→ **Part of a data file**
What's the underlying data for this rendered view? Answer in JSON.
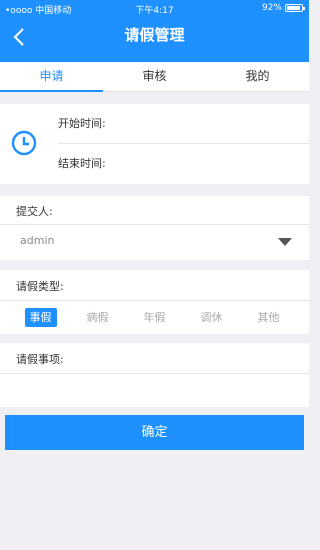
{
  "status": {
    "carrier": "•oooo 中国移动",
    "time": "下午4:17",
    "battery": "92%",
    "battery_level": 0.92
  },
  "header": {
    "title": "请假管理"
  },
  "tabs": [
    {
      "label": "申请"
    },
    {
      "label": "审核"
    },
    {
      "label": "我的"
    }
  ],
  "time": {
    "start_label": "开始时间:",
    "end_label": "结束时间:"
  },
  "submitter": {
    "label": "提交人:",
    "value": "admin"
  },
  "leave_type": {
    "label": "请假类型:",
    "options": [
      "事假",
      "病假",
      "年假",
      "调休",
      "其他"
    ],
    "selected": "事假"
  },
  "matter": {
    "label": "请假事项:"
  },
  "confirm_label": "确定"
}
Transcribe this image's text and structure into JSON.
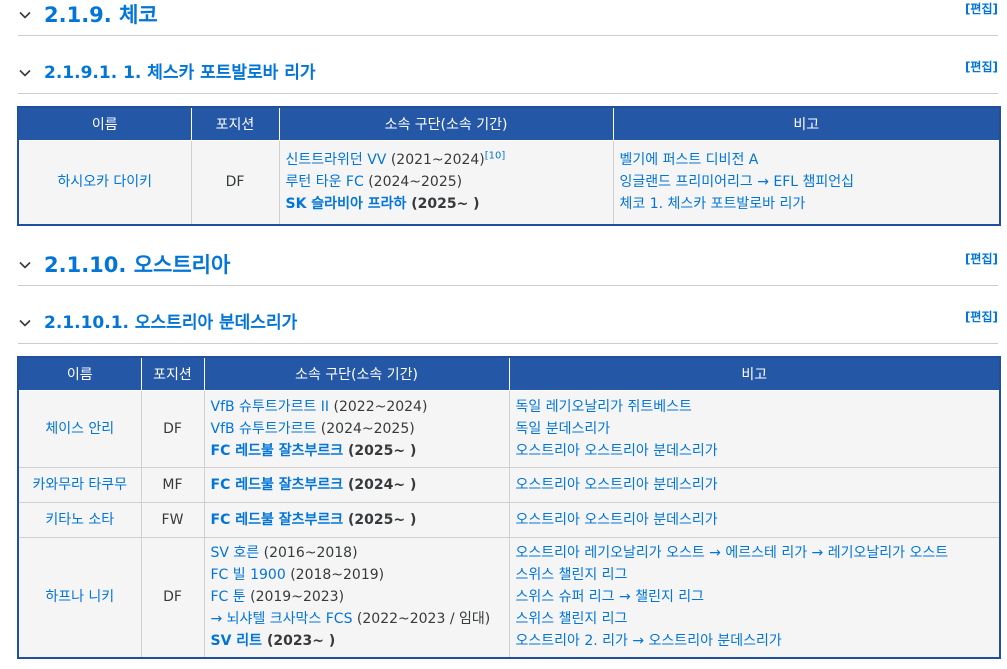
{
  "sections": [
    {
      "number": "2.1.9.",
      "title": "체코",
      "edit": "[편집]"
    },
    {
      "number": "2.1.9.1.",
      "title": "1. 체스카 포트발로바 리가",
      "edit": "[편집]"
    },
    {
      "number": "2.1.10.",
      "title": "오스트리아",
      "edit": "[편집]"
    },
    {
      "number": "2.1.10.1.",
      "title": "오스트리아 분데스리가",
      "edit": "[편집]"
    }
  ],
  "headers": {
    "name": "이름",
    "position": "포지션",
    "club": "소속 구단(소속 기간)",
    "note": "비고"
  },
  "czech": {
    "rows": [
      {
        "name": "하시오카 다이키",
        "position": "DF",
        "clubs": [
          {
            "club": "신트트라위던 VV",
            "period": "(2021~2024)",
            "ref": "[10]"
          },
          {
            "club": "루턴 타운 FC",
            "period": "(2024~2025)"
          },
          {
            "club": "SK 슬라비아 프라하",
            "period": "(2025~ )"
          }
        ],
        "notes": [
          "벨기에 퍼스트 디비전 A",
          "잉글랜드 프리미어리그 → EFL 챔피언십",
          "체코 1. 체스카 포트발로바 리가"
        ]
      }
    ]
  },
  "austria": {
    "rows": [
      {
        "name": "체이스 안리",
        "position": "DF",
        "clubs": [
          {
            "club": "VfB 슈투트가르트 II",
            "period": "(2022~2024)"
          },
          {
            "club": "VfB 슈투트가르트",
            "period": "(2024~2025)"
          },
          {
            "club": "FC 레드불 잘츠부르크",
            "period": "(2025~ )"
          }
        ],
        "notes": [
          "독일 레기오날리가 쥐트베스트",
          "독일 분데스리가",
          "오스트리아 오스트리아 분데스리가"
        ]
      },
      {
        "name": "카와무라 타쿠무",
        "position": "MF",
        "clubs": [
          {
            "club": "FC 레드불 잘츠부르크",
            "period": "(2024~ )"
          }
        ],
        "notes": [
          "오스트리아 오스트리아 분데스리가"
        ]
      },
      {
        "name": "키타노 소타",
        "position": "FW",
        "clubs": [
          {
            "club": "FC 레드불 잘츠부르크",
            "period": "(2025~ )"
          }
        ],
        "notes": [
          "오스트리아 오스트리아 분데스리가"
        ]
      },
      {
        "name": "하프나 니키",
        "position": "DF",
        "clubs": [
          {
            "club": "SV 호른",
            "period": "(2016~2018)"
          },
          {
            "club": "FC 빌 1900",
            "period": "(2018~2019)"
          },
          {
            "club": "FC 툰",
            "period": "(2019~2023)"
          },
          {
            "club": "→ 뇌샤텔 크사막스 FCS",
            "period": "(2022~2023 / 임대)"
          },
          {
            "club": "SV 리트",
            "period": "(2023~ )"
          }
        ],
        "notes": [
          "오스트리아 레기오날리가 오스트 → 에르스테 리가 → 레기오날리가 오스트",
          "스위스 챌린지 리그",
          "스위스 슈퍼 리그 → 챌린지 리그",
          "스위스 챌린지 리그",
          "오스트리아 2. 리가 → 오스트리아 분데스리가"
        ]
      }
    ]
  }
}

→ **Exercise instructions**
Write out each line of the data exactly; the images should be left out.

→ **Correct output**
What's the underlying data for this rendered view? Answer in JSON.
{
  "status": {
    "carrier": "•oooo 中国移动",
    "time": "下午4:17",
    "battery": "92%",
    "battery_level": 0.92
  },
  "header": {
    "title": "请假管理"
  },
  "tabs": [
    {
      "label": "申请"
    },
    {
      "label": "审核"
    },
    {
      "label": "我的"
    }
  ],
  "time": {
    "start_label": "开始时间:",
    "end_label": "结束时间:"
  },
  "submitter": {
    "label": "提交人:",
    "value": "admin"
  },
  "leave_type": {
    "label": "请假类型:",
    "options": [
      "事假",
      "病假",
      "年假",
      "调休",
      "其他"
    ],
    "selected": "事假"
  },
  "matter": {
    "label": "请假事项:"
  },
  "confirm_label": "确定"
}
Transcribe this image's text and structure into JSON.
{
  "sections": [
    {
      "number": "2.1.9.",
      "title": "체코",
      "edit": "[편집]"
    },
    {
      "number": "2.1.9.1.",
      "title": "1. 체스카 포트발로바 리가",
      "edit": "[편집]"
    },
    {
      "number": "2.1.10.",
      "title": "오스트리아",
      "edit": "[편집]"
    },
    {
      "number": "2.1.10.1.",
      "title": "오스트리아 분데스리가",
      "edit": "[편집]"
    }
  ],
  "headers": {
    "name": "이름",
    "position": "포지션",
    "club": "소속 구단(소속 기간)",
    "note": "비고"
  },
  "czech": {
    "rows": [
      {
        "name": "하시오카 다이키",
        "position": "DF",
        "clubs": [
          {
            "club": "신트트라위던 VV",
            "period": "(2021~2024)",
            "ref": "[10]"
          },
          {
            "club": "루턴 타운 FC",
            "period": "(2024~2025)"
          },
          {
            "club": "SK 슬라비아 프라하",
            "period": "(2025~ )"
          }
        ],
        "notes": [
          "벨기에 퍼스트 디비전 A",
          "잉글랜드 프리미어리그 → EFL 챔피언십",
          "체코 1. 체스카 포트발로바 리가"
        ]
      }
    ]
  },
  "austria": {
    "rows": [
      {
        "name": "체이스 안리",
        "position": "DF",
        "clubs": [
          {
            "club": "VfB 슈투트가르트 II",
            "period": "(2022~2024)"
          },
          {
            "club": "VfB 슈투트가르트",
            "period": "(2024~2025)"
          },
          {
            "club": "FC 레드불 잘츠부르크",
            "period": "(2025~ )"
          }
        ],
        "notes": [
          "독일 레기오날리가 쥐트베스트",
          "독일 분데스리가",
          "오스트리아 오스트리아 분데스리가"
        ]
      },
      {
        "name": "카와무라 타쿠무",
        "position": "MF",
        "clubs": [
          {
            "club": "FC 레드불 잘츠부르크",
            "period": "(2024~ )"
          }
        ],
        "notes": [
          "오스트리아 오스트리아 분데스리가"
        ]
      },
      {
        "name": "키타노 소타",
        "position": "FW",
        "clubs": [
          {
            "club": "FC 레드불 잘츠부르크",
            "period": "(2025~ )"
          }
        ],
        "notes": [
          "오스트리아 오스트리아 분데스리가"
        ]
      },
      {
        "name": "하프나 니키",
        "position": "DF",
        "clubs": [
          {
            "club": "SV 호른",
            "period": "(2016~2018)"
          },
          {
            "club": "FC 빌 1900",
            "period": "(2018~2019)"
          },
          {
            "club": "FC 툰",
            "period": "(2019~2023)"
          },
          {
            "club": "→ 뇌샤텔 크사막스 FCS",
            "period": "(2022~2023 / 임대)"
          },
          {
            "club": "SV 리트",
            "period": "(2023~ )"
          }
        ],
        "notes": [
          "오스트리아 레기오날리가 오스트 → 에르스테 리가 → 레기오날리가 오스트",
          "스위스 챌린지 리그",
          "스위스 슈퍼 리그 → 챌린지 리그",
          "스위스 챌린지 리그",
          "오스트리아 2. 리가 → 오스트리아 분데스리가"
        ]
      }
    ]
  }
}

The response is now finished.